Output all of the data below exactly as given.

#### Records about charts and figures
● ● ● ●
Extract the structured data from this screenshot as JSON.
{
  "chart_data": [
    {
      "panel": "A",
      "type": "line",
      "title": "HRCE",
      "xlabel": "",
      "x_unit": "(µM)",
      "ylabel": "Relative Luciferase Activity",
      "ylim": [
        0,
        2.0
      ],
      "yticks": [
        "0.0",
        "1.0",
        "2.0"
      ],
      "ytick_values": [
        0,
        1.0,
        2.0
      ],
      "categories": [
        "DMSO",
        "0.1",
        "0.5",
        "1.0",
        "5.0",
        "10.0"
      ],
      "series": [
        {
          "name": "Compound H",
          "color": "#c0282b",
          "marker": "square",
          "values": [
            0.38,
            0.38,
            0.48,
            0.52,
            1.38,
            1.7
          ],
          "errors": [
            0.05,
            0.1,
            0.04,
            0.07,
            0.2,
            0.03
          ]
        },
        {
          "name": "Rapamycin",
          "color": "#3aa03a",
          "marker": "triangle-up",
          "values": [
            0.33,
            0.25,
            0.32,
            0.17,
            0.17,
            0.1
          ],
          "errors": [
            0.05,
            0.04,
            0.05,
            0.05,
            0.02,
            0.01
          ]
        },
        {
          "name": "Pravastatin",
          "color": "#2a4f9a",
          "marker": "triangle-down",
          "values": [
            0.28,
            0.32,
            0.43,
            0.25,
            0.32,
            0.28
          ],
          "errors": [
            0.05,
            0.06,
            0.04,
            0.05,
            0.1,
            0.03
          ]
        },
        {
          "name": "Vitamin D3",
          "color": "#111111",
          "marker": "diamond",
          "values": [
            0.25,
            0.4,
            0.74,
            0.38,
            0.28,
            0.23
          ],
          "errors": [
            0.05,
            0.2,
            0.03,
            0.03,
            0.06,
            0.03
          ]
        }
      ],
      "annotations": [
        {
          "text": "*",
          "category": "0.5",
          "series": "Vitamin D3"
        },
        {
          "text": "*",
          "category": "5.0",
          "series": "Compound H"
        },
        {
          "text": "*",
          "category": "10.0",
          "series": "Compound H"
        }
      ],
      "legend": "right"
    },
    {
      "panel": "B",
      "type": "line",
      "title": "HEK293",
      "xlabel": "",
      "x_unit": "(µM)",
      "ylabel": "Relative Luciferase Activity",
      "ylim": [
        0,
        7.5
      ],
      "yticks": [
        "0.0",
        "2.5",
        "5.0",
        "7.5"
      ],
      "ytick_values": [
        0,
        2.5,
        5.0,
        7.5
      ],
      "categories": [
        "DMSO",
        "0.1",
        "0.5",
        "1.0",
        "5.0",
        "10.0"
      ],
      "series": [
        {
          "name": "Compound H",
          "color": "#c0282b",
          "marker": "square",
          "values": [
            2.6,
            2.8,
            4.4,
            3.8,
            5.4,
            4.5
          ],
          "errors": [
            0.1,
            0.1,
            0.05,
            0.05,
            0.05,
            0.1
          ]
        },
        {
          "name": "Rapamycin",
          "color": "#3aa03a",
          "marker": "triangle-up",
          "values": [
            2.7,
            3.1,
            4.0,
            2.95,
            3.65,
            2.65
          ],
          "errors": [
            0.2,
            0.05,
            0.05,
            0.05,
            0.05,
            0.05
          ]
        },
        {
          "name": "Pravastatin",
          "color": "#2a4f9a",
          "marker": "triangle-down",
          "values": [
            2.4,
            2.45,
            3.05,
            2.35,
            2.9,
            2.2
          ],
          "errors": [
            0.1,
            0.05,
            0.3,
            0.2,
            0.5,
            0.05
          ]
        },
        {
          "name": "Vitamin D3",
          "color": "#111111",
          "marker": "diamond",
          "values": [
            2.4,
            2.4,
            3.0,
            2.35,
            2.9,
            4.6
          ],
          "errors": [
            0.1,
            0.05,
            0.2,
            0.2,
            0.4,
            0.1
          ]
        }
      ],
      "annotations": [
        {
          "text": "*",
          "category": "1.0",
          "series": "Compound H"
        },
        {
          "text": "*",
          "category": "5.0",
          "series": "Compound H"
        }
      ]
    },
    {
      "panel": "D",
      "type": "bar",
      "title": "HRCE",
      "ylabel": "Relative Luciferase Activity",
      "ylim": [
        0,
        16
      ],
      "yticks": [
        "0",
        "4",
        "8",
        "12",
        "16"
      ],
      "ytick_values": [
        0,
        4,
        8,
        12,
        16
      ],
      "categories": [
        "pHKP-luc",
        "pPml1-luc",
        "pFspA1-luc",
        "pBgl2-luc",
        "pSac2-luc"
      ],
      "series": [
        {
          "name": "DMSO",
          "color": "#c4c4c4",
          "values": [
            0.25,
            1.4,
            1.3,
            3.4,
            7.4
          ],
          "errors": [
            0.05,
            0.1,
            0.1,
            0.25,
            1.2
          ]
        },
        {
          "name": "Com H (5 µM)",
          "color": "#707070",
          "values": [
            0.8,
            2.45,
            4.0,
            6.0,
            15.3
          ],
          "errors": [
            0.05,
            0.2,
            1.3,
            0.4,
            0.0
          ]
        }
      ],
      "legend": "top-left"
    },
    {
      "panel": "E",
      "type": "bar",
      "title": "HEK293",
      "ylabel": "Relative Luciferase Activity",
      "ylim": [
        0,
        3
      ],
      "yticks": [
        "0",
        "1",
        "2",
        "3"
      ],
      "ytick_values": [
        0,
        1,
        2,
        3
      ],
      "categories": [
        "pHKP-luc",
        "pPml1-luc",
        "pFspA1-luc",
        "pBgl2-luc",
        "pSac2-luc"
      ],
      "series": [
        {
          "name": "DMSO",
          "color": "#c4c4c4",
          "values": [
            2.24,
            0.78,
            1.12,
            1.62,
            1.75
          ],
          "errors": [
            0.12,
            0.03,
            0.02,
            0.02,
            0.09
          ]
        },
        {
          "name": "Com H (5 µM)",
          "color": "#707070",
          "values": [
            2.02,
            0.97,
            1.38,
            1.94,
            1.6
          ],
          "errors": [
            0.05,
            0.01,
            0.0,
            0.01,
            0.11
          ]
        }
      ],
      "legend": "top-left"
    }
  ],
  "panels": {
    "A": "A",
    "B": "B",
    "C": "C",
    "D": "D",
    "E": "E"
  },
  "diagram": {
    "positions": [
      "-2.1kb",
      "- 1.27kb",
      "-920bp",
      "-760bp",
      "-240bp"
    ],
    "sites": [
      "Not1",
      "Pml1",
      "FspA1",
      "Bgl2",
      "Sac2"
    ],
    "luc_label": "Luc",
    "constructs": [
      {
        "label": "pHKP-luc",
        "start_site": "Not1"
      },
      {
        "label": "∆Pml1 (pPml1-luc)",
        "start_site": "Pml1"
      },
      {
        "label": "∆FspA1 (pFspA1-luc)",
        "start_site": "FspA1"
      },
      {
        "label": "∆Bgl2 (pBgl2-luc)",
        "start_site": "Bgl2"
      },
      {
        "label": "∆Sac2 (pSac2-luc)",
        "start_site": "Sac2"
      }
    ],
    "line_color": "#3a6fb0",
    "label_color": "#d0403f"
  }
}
● ● ● ●
#### The completed task
Extract the structured data from this screenshot as JSON.
{
  "chart_data": [
    {
      "panel": "A",
      "type": "line",
      "title": "HRCE",
      "xlabel": "",
      "x_unit": "(µM)",
      "ylabel": "Relative Luciferase Activity",
      "ylim": [
        0,
        2.0
      ],
      "yticks": [
        "0.0",
        "1.0",
        "2.0"
      ],
      "ytick_values": [
        0,
        1.0,
        2.0
      ],
      "categories": [
        "DMSO",
        "0.1",
        "0.5",
        "1.0",
        "5.0",
        "10.0"
      ],
      "series": [
        {
          "name": "Compound H",
          "color": "#c0282b",
          "marker": "square",
          "values": [
            0.38,
            0.38,
            0.48,
            0.52,
            1.38,
            1.7
          ],
          "errors": [
            0.05,
            0.1,
            0.04,
            0.07,
            0.2,
            0.03
          ]
        },
        {
          "name": "Rapamycin",
          "color": "#3aa03a",
          "marker": "triangle-up",
          "values": [
            0.33,
            0.25,
            0.32,
            0.17,
            0.17,
            0.1
          ],
          "errors": [
            0.05,
            0.04,
            0.05,
            0.05,
            0.02,
            0.01
          ]
        },
        {
          "name": "Pravastatin",
          "color": "#2a4f9a",
          "marker": "triangle-down",
          "values": [
            0.28,
            0.32,
            0.43,
            0.25,
            0.32,
            0.28
          ],
          "errors": [
            0.05,
            0.06,
            0.04,
            0.05,
            0.1,
            0.03
          ]
        },
        {
          "name": "Vitamin D3",
          "color": "#111111",
          "marker": "diamond",
          "values": [
            0.25,
            0.4,
            0.74,
            0.38,
            0.28,
            0.23
          ],
          "errors": [
            0.05,
            0.2,
            0.03,
            0.03,
            0.06,
            0.03
          ]
        }
      ],
      "annotations": [
        {
          "text": "*",
          "category": "0.5",
          "series": "Vitamin D3"
        },
        {
          "text": "*",
          "category": "5.0",
          "series": "Compound H"
        },
        {
          "text": "*",
          "category": "10.0",
          "series": "Compound H"
        }
      ],
      "legend": "right"
    },
    {
      "panel": "B",
      "type": "line",
      "title": "HEK293",
      "xlabel": "",
      "x_unit": "(µM)",
      "ylabel": "Relative Luciferase Activity",
      "ylim": [
        0,
        7.5
      ],
      "yticks": [
        "0.0",
        "2.5",
        "5.0",
        "7.5"
      ],
      "ytick_values": [
        0,
        2.5,
        5.0,
        7.5
      ],
      "categories": [
        "DMSO",
        "0.1",
        "0.5",
        "1.0",
        "5.0",
        "10.0"
      ],
      "series": [
        {
          "name": "Compound H",
          "color": "#c0282b",
          "marker": "square",
          "values": [
            2.6,
            2.8,
            4.4,
            3.8,
            5.4,
            4.5
          ],
          "errors": [
            0.1,
            0.1,
            0.05,
            0.05,
            0.05,
            0.1
          ]
        },
        {
          "name": "Rapamycin",
          "color": "#3aa03a",
          "marker": "triangle-up",
          "values": [
            2.7,
            3.1,
            4.0,
            2.95,
            3.65,
            2.65
          ],
          "errors": [
            0.2,
            0.05,
            0.05,
            0.05,
            0.05,
            0.05
          ]
        },
        {
          "name": "Pravastatin",
          "color": "#2a4f9a",
          "marker": "triangle-down",
          "values": [
            2.4,
            2.45,
            3.05,
            2.35,
            2.9,
            2.2
          ],
          "errors": [
            0.1,
            0.05,
            0.3,
            0.2,
            0.5,
            0.05
          ]
        },
        {
          "name": "Vitamin D3",
          "color": "#111111",
          "marker": "diamond",
          "values": [
            2.4,
            2.4,
            3.0,
            2.35,
            2.9,
            4.6
          ],
          "errors": [
            0.1,
            0.05,
            0.2,
            0.2,
            0.4,
            0.1
          ]
        }
      ],
      "annotations": [
        {
          "text": "*",
          "category": "1.0",
          "series": "Compound H"
        },
        {
          "text": "*",
          "category": "5.0",
          "series": "Compound H"
        }
      ]
    },
    {
      "panel": "D",
      "type": "bar",
      "title": "HRCE",
      "ylabel": "Relative Luciferase Activity",
      "ylim": [
        0,
        16
      ],
      "yticks": [
        "0",
        "4",
        "8",
        "12",
        "16"
      ],
      "ytick_values": [
        0,
        4,
        8,
        12,
        16
      ],
      "categories": [
        "pHKP-luc",
        "pPml1-luc",
        "pFspA1-luc",
        "pBgl2-luc",
        "pSac2-luc"
      ],
      "series": [
        {
          "name": "DMSO",
          "color": "#c4c4c4",
          "values": [
            0.25,
            1.4,
            1.3,
            3.4,
            7.4
          ],
          "errors": [
            0.05,
            0.1,
            0.1,
            0.25,
            1.2
          ]
        },
        {
          "name": "Com H (5 µM)",
          "color": "#707070",
          "values": [
            0.8,
            2.45,
            4.0,
            6.0,
            15.3
          ],
          "errors": [
            0.05,
            0.2,
            1.3,
            0.4,
            0.0
          ]
        }
      ],
      "legend": "top-left"
    },
    {
      "panel": "E",
      "type": "bar",
      "title": "HEK293",
      "ylabel": "Relative Luciferase Activity",
      "ylim": [
        0,
        3
      ],
      "yticks": [
        "0",
        "1",
        "2",
        "3"
      ],
      "ytick_values": [
        0,
        1,
        2,
        3
      ],
      "categories": [
        "pHKP-luc",
        "pPml1-luc",
        "pFspA1-luc",
        "pBgl2-luc",
        "pSac2-luc"
      ],
      "series": [
        {
          "name": "DMSO",
          "color": "#c4c4c4",
          "values": [
            2.24,
            0.78,
            1.12,
            1.62,
            1.75
          ],
          "errors": [
            0.12,
            0.03,
            0.02,
            0.02,
            0.09
          ]
        },
        {
          "name": "Com H (5 µM)",
          "color": "#707070",
          "values": [
            2.02,
            0.97,
            1.38,
            1.94,
            1.6
          ],
          "errors": [
            0.05,
            0.01,
            0.0,
            0.01,
            0.11
          ]
        }
      ],
      "legend": "top-left"
    }
  ],
  "panels": {
    "A": "A",
    "B": "B",
    "C": "C",
    "D": "D",
    "E": "E"
  },
  "diagram": {
    "positions": [
      "-2.1kb",
      "- 1.27kb",
      "-920bp",
      "-760bp",
      "-240bp"
    ],
    "sites": [
      "Not1",
      "Pml1",
      "FspA1",
      "Bgl2",
      "Sac2"
    ],
    "luc_label": "Luc",
    "constructs": [
      {
        "label": "pHKP-luc",
        "start_site": "Not1"
      },
      {
        "label": "∆Pml1 (pPml1-luc)",
        "start_site": "Pml1"
      },
      {
        "label": "∆FspA1 (pFspA1-luc)",
        "start_site": "FspA1"
      },
      {
        "label": "∆Bgl2 (pBgl2-luc)",
        "start_site": "Bgl2"
      },
      {
        "label": "∆Sac2 (pSac2-luc)",
        "start_site": "Sac2"
      }
    ],
    "line_color": "#3a6fb0",
    "label_color": "#d0403f"
  }
}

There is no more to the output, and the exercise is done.